> [Work required] Find each line containing the string "Server" and return it.

--- Begin Listed entries ---

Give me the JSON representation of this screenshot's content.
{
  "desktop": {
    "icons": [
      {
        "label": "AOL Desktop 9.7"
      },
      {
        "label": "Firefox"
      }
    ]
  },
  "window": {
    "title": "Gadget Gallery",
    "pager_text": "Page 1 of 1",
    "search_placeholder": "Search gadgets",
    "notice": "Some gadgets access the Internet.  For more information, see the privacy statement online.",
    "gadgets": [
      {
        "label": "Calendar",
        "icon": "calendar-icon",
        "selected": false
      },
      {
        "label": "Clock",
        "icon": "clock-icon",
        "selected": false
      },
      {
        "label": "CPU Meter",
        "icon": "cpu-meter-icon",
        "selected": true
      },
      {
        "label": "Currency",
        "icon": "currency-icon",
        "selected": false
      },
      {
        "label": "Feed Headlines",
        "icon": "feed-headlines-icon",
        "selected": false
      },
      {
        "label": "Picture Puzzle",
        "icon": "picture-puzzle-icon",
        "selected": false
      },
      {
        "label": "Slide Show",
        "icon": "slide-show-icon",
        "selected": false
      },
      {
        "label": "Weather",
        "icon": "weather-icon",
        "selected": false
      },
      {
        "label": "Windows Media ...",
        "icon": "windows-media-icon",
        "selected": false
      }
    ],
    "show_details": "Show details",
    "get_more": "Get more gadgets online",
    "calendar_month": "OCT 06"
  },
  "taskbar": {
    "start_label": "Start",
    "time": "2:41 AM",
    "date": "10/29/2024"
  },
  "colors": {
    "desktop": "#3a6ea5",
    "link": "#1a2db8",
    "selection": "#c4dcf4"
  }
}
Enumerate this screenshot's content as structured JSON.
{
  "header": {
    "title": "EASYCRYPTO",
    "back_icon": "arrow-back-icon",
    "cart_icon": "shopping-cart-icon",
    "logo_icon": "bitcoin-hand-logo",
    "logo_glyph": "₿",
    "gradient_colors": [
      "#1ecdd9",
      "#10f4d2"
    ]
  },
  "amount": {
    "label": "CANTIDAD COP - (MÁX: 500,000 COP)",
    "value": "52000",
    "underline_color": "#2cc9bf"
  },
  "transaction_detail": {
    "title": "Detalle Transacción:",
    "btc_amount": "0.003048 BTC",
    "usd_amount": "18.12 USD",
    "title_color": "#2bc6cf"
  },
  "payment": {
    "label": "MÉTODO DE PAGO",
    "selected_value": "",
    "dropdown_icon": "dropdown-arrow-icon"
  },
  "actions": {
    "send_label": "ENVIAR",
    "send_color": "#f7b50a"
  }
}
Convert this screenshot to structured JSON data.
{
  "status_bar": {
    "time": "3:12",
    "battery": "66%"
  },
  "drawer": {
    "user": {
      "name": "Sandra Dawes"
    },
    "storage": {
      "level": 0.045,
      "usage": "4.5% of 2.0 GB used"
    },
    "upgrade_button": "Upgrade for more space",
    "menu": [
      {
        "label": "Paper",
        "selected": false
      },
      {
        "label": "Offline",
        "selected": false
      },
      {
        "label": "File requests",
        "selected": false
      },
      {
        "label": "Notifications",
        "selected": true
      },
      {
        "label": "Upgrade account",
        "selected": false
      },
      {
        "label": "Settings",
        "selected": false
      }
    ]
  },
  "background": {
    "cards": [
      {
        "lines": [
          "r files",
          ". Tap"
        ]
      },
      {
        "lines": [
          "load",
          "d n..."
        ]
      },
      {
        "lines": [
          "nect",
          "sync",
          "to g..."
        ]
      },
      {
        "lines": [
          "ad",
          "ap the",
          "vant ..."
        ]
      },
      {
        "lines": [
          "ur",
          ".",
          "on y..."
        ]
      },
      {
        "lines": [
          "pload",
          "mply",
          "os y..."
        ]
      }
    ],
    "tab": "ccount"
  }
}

--- End Listed entries ---
--- Begin Listed entries ---

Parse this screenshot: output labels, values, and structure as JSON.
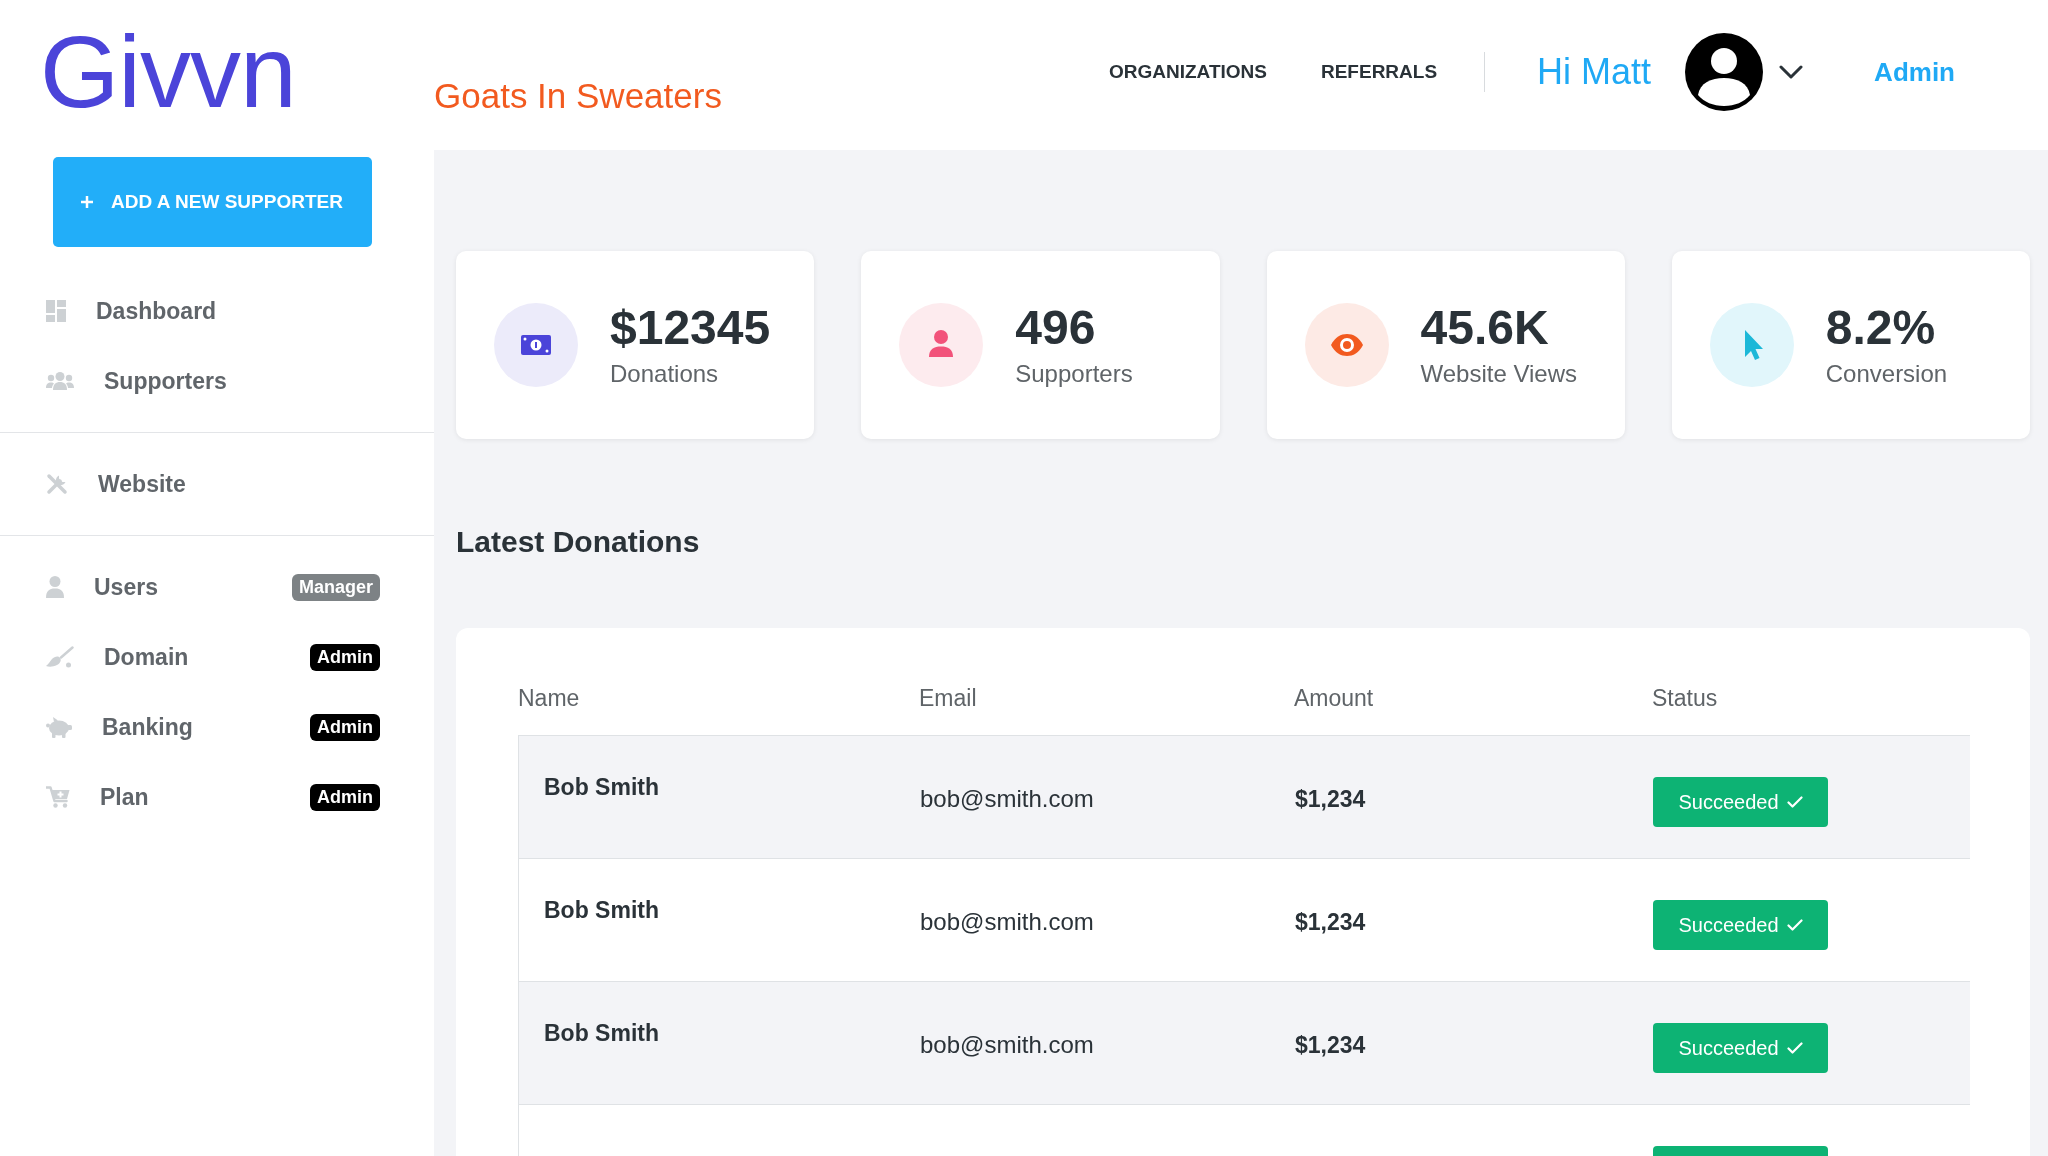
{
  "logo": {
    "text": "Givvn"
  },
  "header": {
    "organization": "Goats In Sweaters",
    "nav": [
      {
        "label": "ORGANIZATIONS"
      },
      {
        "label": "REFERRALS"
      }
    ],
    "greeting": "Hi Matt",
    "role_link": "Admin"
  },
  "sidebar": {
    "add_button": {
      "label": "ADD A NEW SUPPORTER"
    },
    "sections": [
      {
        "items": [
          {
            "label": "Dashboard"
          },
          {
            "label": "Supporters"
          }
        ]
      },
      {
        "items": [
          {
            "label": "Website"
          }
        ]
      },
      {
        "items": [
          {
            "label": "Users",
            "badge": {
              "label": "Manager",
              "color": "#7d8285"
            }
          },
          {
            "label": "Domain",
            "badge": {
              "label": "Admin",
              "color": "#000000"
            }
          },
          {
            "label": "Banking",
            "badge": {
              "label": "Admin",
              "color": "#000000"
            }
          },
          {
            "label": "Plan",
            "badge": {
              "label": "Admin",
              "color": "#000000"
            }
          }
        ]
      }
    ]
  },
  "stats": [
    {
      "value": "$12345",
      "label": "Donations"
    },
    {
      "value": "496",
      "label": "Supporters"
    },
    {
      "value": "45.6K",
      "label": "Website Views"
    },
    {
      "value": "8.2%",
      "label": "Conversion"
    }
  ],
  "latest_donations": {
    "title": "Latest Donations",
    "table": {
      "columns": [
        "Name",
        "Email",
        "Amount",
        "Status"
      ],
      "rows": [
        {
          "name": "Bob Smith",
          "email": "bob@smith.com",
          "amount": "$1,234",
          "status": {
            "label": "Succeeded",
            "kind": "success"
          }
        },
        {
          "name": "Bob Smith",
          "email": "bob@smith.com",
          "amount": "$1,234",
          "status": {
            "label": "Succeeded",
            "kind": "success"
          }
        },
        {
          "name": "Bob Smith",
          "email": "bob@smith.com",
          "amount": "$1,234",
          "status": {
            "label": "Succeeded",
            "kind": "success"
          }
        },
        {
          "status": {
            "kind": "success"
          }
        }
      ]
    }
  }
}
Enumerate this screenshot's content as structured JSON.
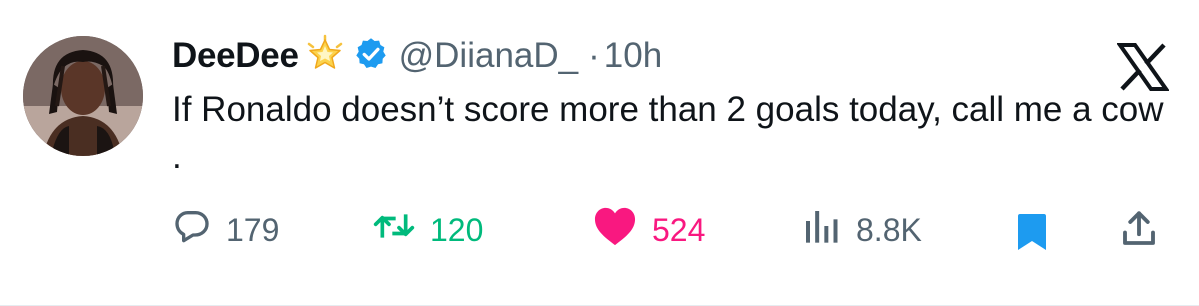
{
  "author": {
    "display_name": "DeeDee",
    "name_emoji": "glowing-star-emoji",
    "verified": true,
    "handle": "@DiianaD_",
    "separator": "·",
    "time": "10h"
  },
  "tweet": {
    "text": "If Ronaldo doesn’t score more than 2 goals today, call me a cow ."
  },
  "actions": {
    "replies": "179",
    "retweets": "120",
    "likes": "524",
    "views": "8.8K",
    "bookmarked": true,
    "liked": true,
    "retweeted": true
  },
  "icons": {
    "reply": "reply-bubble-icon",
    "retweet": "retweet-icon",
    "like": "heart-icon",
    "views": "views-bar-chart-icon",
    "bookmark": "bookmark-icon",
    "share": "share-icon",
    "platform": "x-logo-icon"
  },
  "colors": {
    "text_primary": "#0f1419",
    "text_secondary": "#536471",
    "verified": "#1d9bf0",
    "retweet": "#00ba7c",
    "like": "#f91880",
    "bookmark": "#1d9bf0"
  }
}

--- End Listed entries ---
--- Begin Listed entries ---

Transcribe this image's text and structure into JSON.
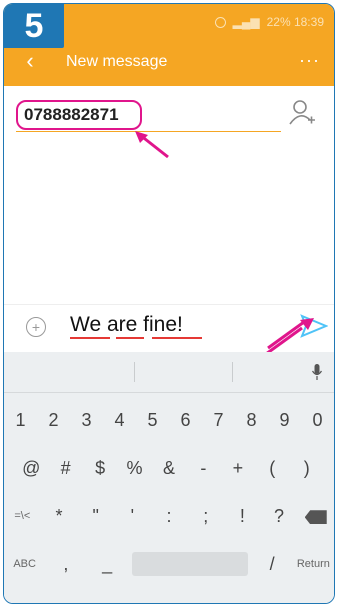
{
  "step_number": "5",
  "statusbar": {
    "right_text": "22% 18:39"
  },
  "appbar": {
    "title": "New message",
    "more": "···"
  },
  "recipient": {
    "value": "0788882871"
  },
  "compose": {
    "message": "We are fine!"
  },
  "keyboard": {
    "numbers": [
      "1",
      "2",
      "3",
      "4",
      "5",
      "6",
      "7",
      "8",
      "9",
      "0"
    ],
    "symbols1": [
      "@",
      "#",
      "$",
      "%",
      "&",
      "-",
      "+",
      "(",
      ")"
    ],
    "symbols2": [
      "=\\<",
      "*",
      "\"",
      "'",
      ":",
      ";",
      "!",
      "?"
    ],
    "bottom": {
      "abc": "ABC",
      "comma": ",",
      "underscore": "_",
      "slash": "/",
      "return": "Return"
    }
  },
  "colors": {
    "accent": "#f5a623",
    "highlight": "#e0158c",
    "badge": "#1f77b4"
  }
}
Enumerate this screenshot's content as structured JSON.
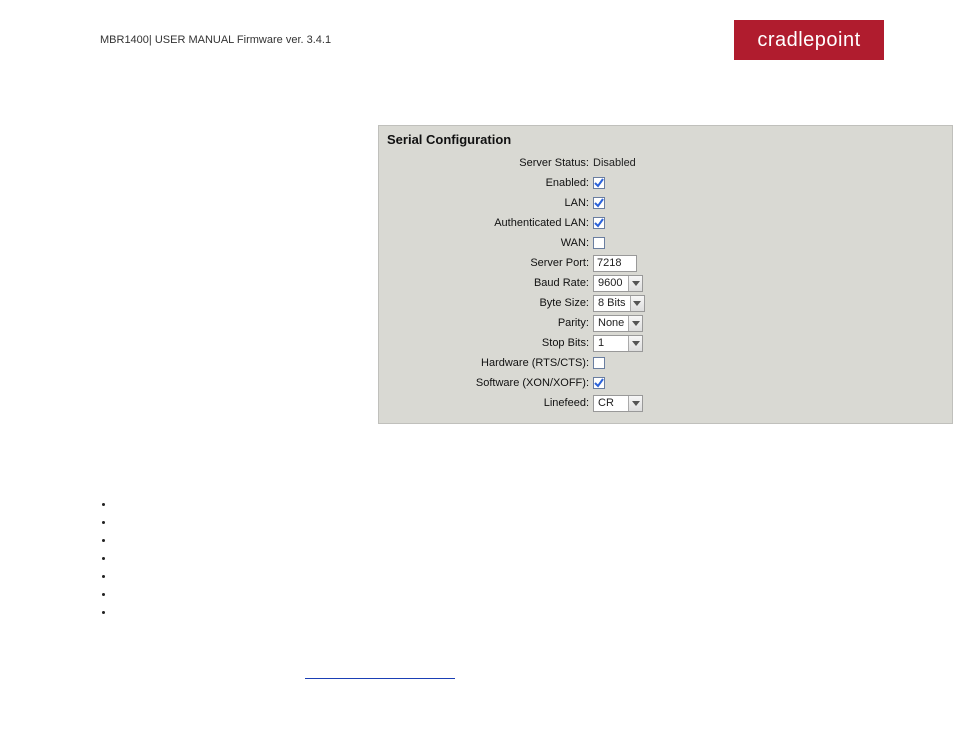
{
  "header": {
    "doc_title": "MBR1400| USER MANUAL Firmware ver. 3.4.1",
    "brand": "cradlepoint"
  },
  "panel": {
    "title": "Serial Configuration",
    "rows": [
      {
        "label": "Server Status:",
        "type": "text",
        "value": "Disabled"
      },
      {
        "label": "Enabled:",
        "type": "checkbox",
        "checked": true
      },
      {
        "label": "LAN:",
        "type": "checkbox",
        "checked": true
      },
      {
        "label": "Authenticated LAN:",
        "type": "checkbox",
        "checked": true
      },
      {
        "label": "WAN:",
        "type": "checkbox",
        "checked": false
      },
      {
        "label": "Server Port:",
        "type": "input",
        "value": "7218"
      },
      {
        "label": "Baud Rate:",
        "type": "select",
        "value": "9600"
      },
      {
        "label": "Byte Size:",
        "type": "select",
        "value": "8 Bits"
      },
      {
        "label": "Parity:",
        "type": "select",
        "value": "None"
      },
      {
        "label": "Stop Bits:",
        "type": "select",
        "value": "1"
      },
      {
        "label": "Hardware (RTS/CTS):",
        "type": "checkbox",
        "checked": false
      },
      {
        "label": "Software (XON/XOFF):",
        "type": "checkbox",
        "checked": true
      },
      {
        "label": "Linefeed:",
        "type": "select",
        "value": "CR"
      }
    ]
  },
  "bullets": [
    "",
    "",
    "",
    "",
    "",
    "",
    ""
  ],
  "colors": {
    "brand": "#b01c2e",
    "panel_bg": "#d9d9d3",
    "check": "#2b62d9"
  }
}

--- End Listed entries ---

> [Exercise answer]
        "label": "Server Status:",
        "label": "Server Port:",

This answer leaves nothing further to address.